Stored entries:
********************

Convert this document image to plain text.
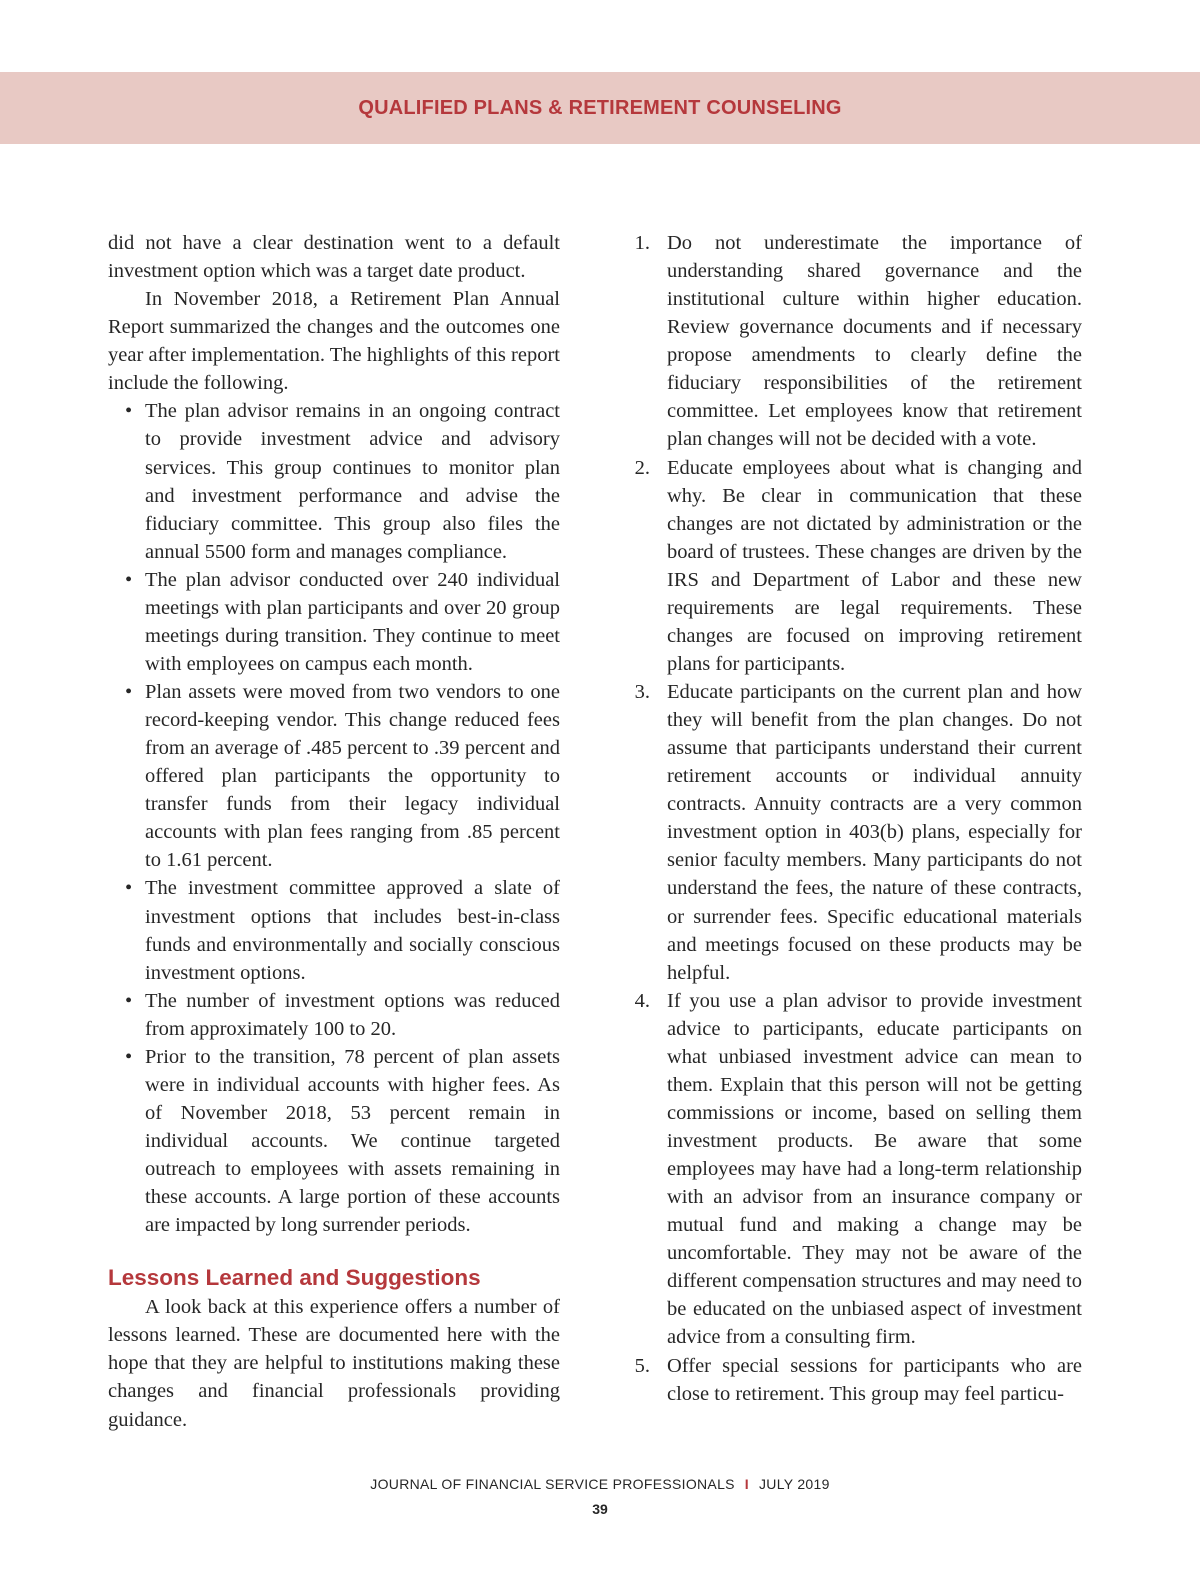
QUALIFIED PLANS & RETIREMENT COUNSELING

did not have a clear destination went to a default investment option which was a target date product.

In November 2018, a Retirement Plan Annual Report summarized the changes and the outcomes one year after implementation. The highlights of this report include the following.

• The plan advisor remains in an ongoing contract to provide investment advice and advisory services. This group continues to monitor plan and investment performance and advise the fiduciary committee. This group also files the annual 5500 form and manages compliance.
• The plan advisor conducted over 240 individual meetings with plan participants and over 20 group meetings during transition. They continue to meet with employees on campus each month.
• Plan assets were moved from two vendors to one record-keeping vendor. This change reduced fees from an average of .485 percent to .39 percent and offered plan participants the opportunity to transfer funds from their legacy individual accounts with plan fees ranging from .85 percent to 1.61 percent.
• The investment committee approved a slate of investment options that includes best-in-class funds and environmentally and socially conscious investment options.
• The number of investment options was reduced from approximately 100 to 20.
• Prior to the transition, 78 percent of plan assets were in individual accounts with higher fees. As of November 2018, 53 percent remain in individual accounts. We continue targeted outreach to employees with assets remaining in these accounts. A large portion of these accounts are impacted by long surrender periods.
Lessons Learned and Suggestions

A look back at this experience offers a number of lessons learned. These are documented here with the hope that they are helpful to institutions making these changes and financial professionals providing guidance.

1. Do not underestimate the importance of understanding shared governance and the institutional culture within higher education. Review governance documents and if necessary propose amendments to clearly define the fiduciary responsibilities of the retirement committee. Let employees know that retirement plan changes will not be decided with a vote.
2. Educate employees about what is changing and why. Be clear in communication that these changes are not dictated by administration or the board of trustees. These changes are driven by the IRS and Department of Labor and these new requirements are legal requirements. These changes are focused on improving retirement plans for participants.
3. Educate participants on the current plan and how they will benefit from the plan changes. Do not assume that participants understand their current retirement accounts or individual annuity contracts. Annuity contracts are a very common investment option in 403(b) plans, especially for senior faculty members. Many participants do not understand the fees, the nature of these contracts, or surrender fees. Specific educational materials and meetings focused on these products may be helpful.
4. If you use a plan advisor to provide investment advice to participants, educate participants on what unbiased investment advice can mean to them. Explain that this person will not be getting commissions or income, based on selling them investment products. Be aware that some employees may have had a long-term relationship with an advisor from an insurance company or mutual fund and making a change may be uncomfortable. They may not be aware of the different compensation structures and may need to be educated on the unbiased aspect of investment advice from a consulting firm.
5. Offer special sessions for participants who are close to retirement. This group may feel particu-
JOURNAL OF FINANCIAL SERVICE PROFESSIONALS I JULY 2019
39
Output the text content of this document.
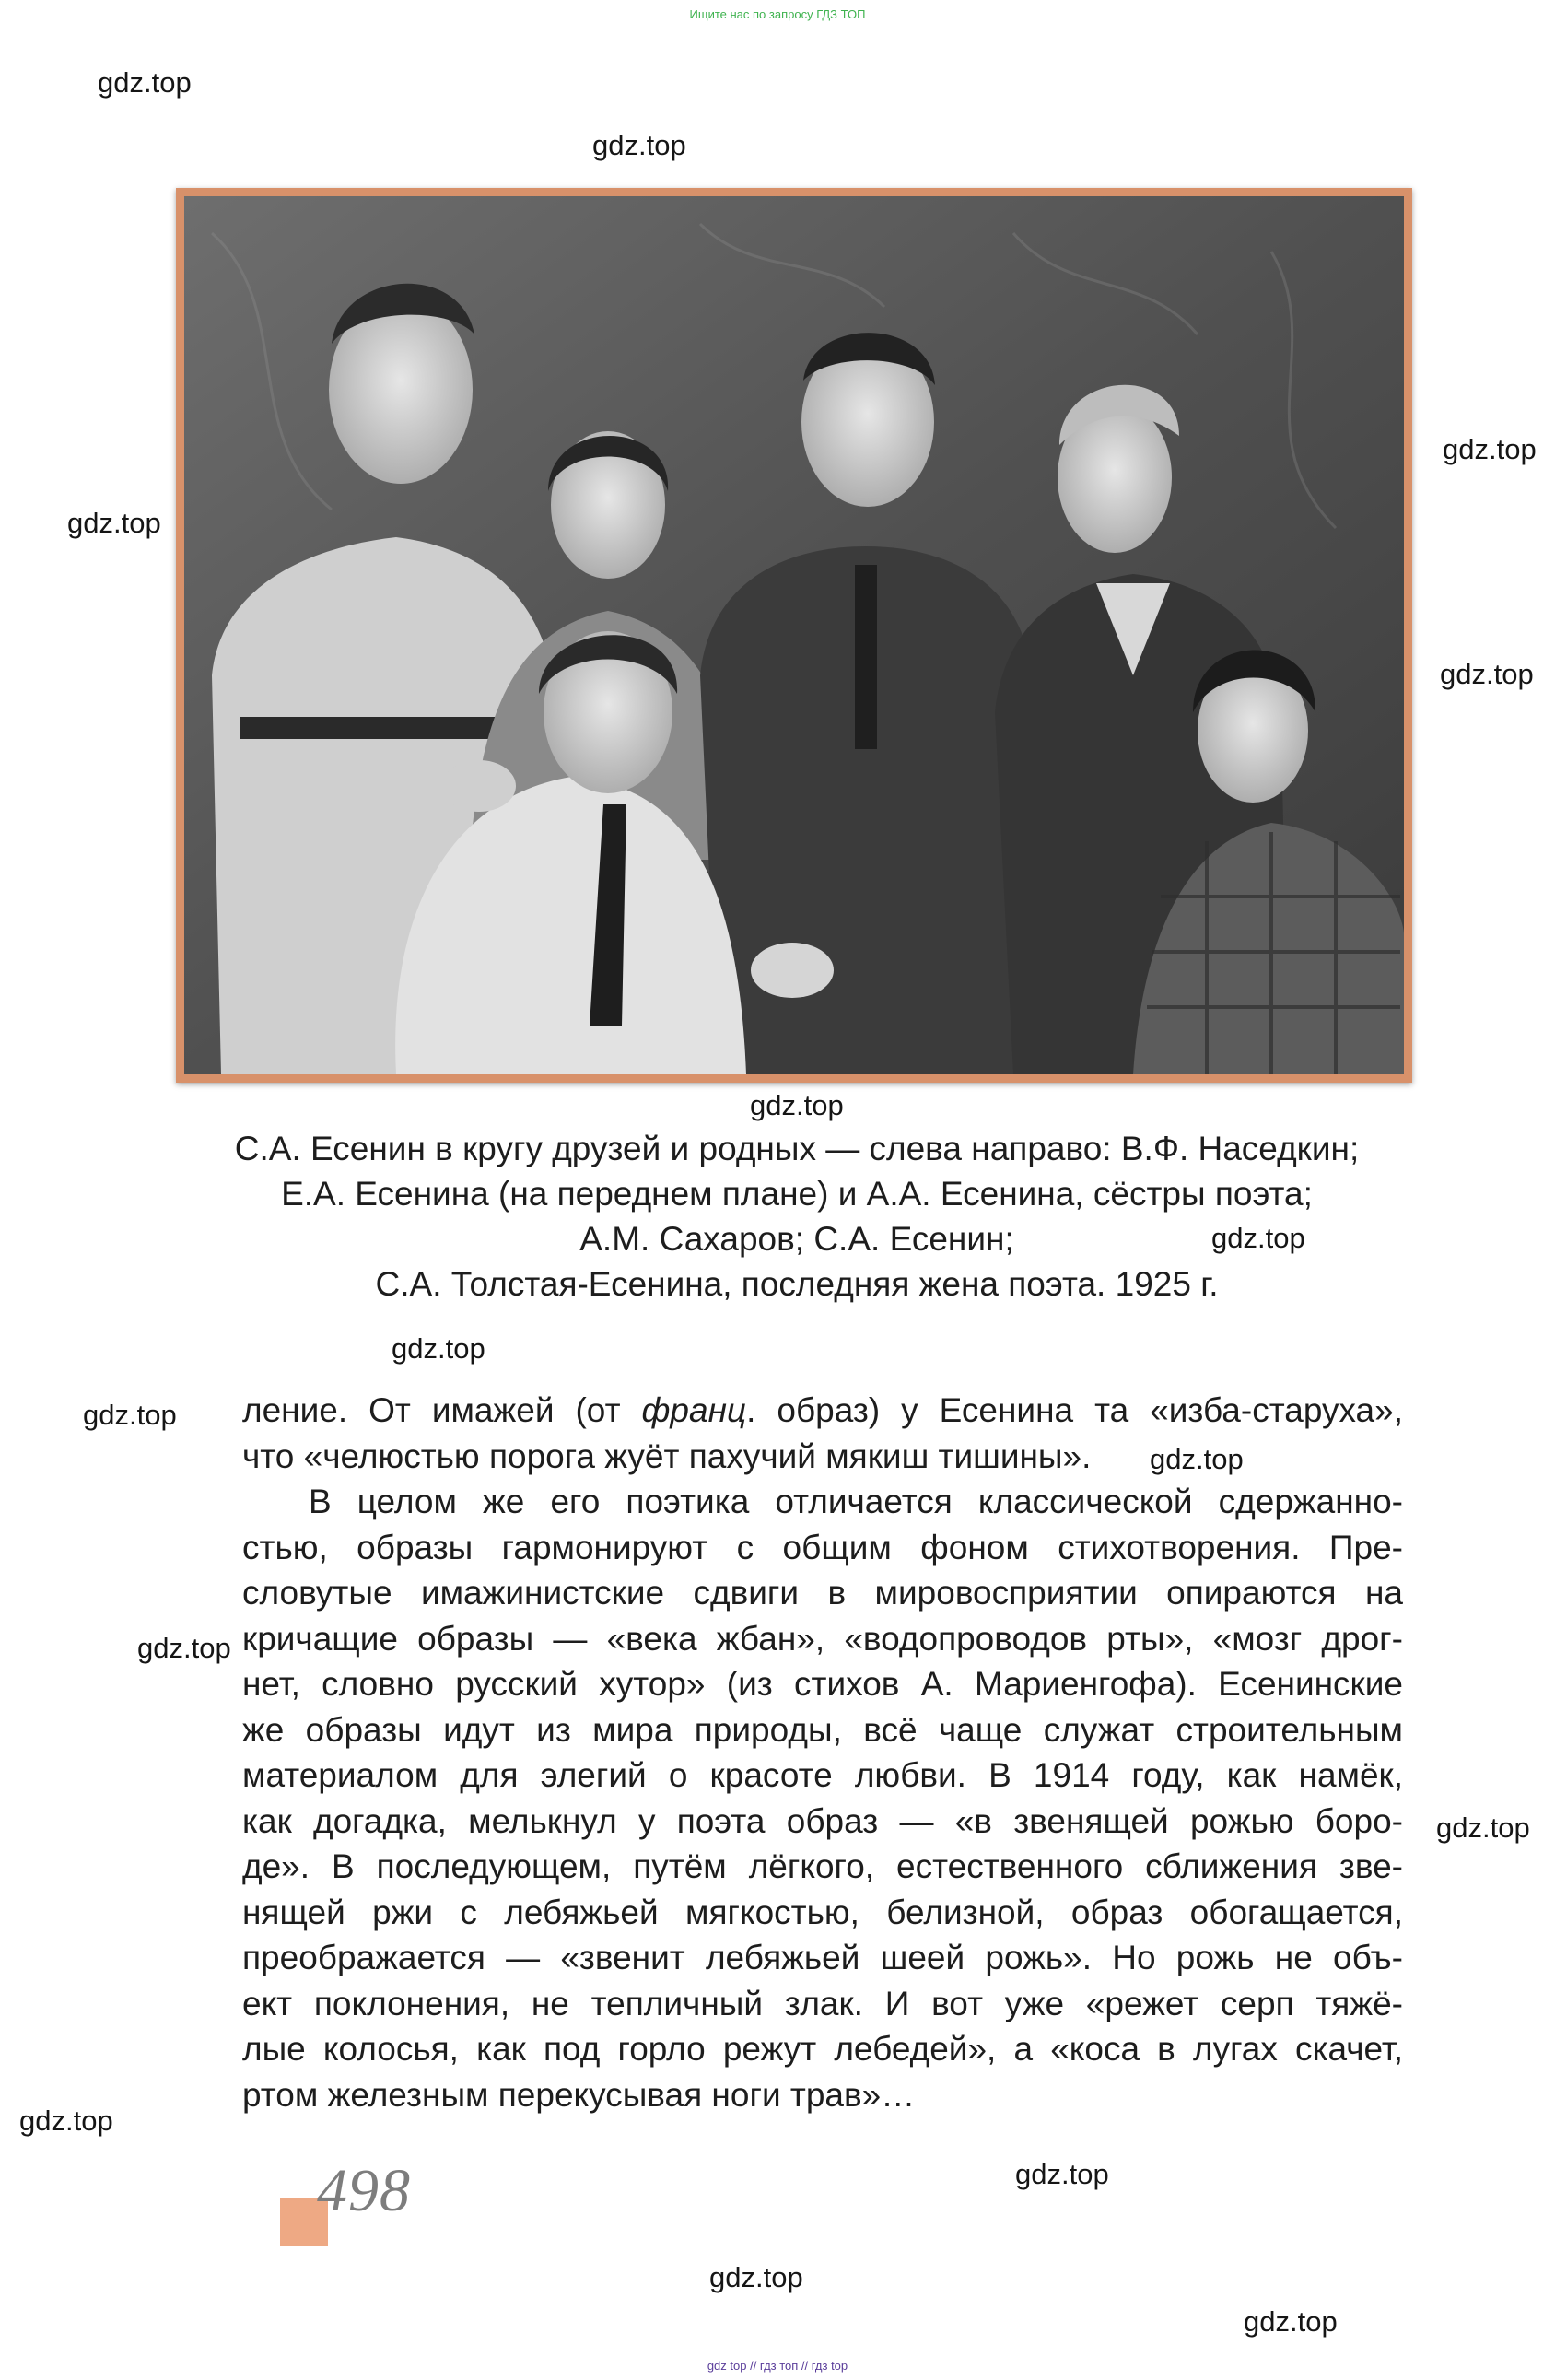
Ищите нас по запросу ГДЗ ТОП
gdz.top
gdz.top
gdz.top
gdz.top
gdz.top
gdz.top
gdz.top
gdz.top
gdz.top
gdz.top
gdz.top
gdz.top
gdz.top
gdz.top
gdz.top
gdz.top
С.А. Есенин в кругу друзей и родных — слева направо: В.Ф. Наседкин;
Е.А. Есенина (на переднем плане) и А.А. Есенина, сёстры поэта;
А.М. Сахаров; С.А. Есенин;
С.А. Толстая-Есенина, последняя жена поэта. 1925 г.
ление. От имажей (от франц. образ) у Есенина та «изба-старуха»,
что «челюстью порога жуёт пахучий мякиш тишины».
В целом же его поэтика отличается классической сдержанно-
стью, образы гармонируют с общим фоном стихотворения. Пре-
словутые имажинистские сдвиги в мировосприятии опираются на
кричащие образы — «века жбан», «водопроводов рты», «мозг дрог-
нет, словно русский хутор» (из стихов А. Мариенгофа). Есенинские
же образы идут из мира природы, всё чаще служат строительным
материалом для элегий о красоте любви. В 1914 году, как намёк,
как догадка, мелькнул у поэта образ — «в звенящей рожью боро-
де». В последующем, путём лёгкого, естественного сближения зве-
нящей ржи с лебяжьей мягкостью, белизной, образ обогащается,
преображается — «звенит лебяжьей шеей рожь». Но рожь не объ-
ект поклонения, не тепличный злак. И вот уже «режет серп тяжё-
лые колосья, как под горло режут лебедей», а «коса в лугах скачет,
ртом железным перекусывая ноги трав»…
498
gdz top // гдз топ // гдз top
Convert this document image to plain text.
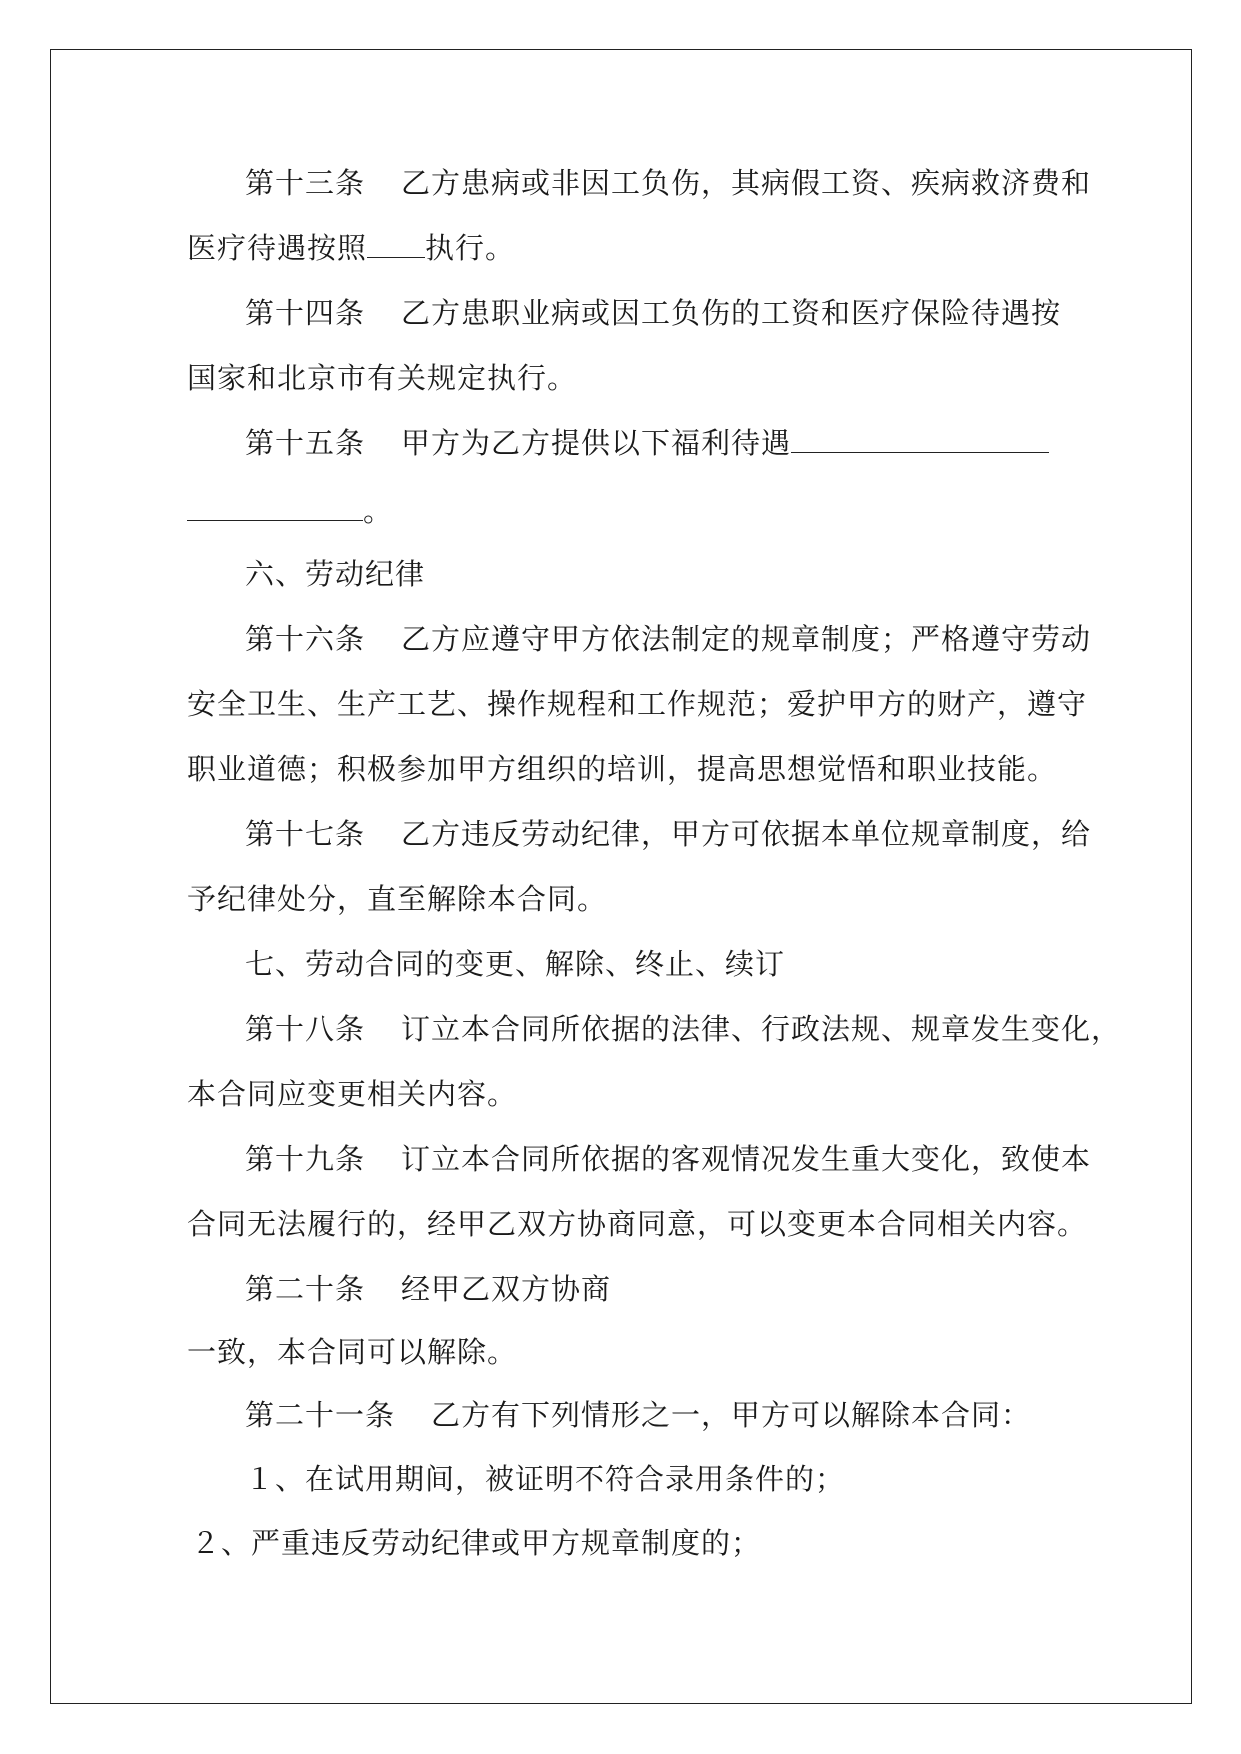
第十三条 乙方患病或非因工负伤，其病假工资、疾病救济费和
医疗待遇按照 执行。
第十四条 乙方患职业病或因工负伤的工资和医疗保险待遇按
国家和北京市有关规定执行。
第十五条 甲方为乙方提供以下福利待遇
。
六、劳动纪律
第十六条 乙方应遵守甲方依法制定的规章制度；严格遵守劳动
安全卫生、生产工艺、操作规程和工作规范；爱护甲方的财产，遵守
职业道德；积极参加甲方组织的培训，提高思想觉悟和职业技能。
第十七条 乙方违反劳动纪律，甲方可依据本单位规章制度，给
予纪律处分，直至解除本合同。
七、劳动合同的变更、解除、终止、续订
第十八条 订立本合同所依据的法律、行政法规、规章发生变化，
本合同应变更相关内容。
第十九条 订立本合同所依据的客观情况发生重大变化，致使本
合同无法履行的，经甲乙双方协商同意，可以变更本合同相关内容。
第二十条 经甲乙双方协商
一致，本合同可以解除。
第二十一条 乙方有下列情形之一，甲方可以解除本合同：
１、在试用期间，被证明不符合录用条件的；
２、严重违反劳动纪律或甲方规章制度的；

********************

◆ Task statement ◆
In the listing, find each line with the string "образы" and copy it.

◆ Right answer ◆
стью, образы гармонируют с общим фоном стихотворения. Пре-
кричащие образы — «века жбан», «водопроводов рты», «мозг дрог-
же образы идут из мира природы, всё чаще служат строительным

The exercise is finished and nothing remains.